Collected data entries:
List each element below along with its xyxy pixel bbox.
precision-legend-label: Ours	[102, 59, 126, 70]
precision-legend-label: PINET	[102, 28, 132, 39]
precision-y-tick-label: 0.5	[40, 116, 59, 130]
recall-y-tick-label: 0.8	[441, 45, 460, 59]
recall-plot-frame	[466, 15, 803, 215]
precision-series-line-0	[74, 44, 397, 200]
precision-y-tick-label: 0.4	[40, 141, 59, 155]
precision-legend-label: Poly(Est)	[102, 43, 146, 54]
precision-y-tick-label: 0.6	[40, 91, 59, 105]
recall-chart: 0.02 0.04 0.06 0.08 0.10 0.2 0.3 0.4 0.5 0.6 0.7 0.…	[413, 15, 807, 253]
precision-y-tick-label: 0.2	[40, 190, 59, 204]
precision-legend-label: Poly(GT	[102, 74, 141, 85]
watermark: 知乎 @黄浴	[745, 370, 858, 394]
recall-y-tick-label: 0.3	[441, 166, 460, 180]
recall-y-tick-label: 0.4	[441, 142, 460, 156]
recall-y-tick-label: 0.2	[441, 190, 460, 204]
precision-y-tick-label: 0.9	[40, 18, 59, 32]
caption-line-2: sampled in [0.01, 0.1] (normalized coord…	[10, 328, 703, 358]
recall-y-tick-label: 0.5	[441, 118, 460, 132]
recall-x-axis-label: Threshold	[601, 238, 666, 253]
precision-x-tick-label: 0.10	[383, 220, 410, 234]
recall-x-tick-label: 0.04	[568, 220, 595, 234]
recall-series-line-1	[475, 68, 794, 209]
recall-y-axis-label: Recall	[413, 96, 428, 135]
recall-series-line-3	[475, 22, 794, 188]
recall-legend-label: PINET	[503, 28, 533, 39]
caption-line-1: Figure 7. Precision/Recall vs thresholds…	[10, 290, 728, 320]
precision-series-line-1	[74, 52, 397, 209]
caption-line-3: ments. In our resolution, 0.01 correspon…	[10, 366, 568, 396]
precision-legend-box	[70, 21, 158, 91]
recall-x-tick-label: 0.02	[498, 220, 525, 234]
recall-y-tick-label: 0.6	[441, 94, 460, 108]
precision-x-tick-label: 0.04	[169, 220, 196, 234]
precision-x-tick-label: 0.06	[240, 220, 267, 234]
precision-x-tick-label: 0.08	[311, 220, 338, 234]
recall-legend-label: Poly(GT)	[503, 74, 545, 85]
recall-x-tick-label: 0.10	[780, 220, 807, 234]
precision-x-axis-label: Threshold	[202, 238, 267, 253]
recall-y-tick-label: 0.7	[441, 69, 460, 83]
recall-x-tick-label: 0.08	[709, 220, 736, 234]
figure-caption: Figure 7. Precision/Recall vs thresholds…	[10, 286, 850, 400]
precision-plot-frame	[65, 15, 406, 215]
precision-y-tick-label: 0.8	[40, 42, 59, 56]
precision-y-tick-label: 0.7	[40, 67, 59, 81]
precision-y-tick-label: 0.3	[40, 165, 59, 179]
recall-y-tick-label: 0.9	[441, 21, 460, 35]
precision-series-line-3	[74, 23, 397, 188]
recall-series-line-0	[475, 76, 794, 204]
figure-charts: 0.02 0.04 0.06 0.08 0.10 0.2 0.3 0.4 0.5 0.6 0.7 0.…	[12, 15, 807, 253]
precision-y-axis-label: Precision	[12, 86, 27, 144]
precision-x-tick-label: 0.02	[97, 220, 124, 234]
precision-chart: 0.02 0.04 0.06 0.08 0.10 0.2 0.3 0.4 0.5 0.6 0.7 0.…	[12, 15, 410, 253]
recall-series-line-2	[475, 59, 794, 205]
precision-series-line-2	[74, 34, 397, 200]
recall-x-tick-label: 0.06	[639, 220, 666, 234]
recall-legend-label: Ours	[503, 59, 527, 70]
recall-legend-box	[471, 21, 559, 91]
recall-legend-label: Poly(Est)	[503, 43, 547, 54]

#### To do
Rewrite the listing from its first line through the line containing "15, 406, 215]", replacing "PINET" with "PINet" and leaving everything else unchanged.

#### Solution
List each element below along with its xyxy pixel bbox.
precision-legend-label: Ours	[102, 59, 126, 70]
precision-legend-label: PINet	[102, 28, 132, 39]
precision-y-tick-label: 0.5	[40, 116, 59, 130]
recall-y-tick-label: 0.8	[441, 45, 460, 59]
recall-plot-frame	[466, 15, 803, 215]
precision-series-line-0	[74, 44, 397, 200]
precision-y-tick-label: 0.4	[40, 141, 59, 155]
precision-legend-label: Poly(Est)	[102, 43, 146, 54]
precision-y-tick-label: 0.6	[40, 91, 59, 105]
recall-chart: 0.02 0.04 0.06 0.08 0.10 0.2 0.3 0.4 0.5 0.6 0.7 0.…	[413, 15, 807, 253]
precision-y-tick-label: 0.2	[40, 190, 59, 204]
precision-legend-label: Poly(GT	[102, 74, 141, 85]
watermark: 知乎 @黄浴	[745, 370, 858, 394]
recall-y-tick-label: 0.3	[441, 166, 460, 180]
recall-y-tick-label: 0.4	[441, 142, 460, 156]
recall-y-tick-label: 0.2	[441, 190, 460, 204]
precision-y-tick-label: 0.9	[40, 18, 59, 32]
caption-line-2: sampled in [0.01, 0.1] (normalized coord…	[10, 328, 703, 358]
recall-y-tick-label: 0.5	[441, 118, 460, 132]
recall-x-axis-label: Threshold	[601, 238, 666, 253]
precision-x-tick-label: 0.10	[383, 220, 410, 234]
recall-x-tick-label: 0.04	[568, 220, 595, 234]
recall-series-line-1	[475, 68, 794, 209]
recall-y-axis-label: Recall	[413, 96, 428, 135]
recall-series-line-3	[475, 22, 794, 188]
recall-legend-label: PINet	[503, 28, 533, 39]
caption-line-1: Figure 7. Precision/Recall vs thresholds…	[10, 290, 728, 320]
precision-series-line-1	[74, 52, 397, 209]
caption-line-3: ments. In our resolution, 0.01 correspon…	[10, 366, 568, 396]
precision-legend-box	[70, 21, 158, 91]
recall-x-tick-label: 0.02	[498, 220, 525, 234]
recall-y-tick-label: 0.6	[441, 94, 460, 108]
precision-x-tick-label: 0.04	[169, 220, 196, 234]
precision-x-tick-label: 0.06	[240, 220, 267, 234]
precision-x-tick-label: 0.08	[311, 220, 338, 234]
recall-legend-label: Poly(GT)	[503, 74, 545, 85]
recall-x-tick-label: 0.10	[780, 220, 807, 234]
precision-x-axis-label: Threshold	[202, 238, 267, 253]
recall-y-tick-label: 0.7	[441, 69, 460, 83]
recall-x-tick-label: 0.08	[709, 220, 736, 234]
figure-caption: Figure 7. Precision/Recall vs thresholds…	[10, 286, 850, 400]
precision-plot-frame	[65, 15, 406, 215]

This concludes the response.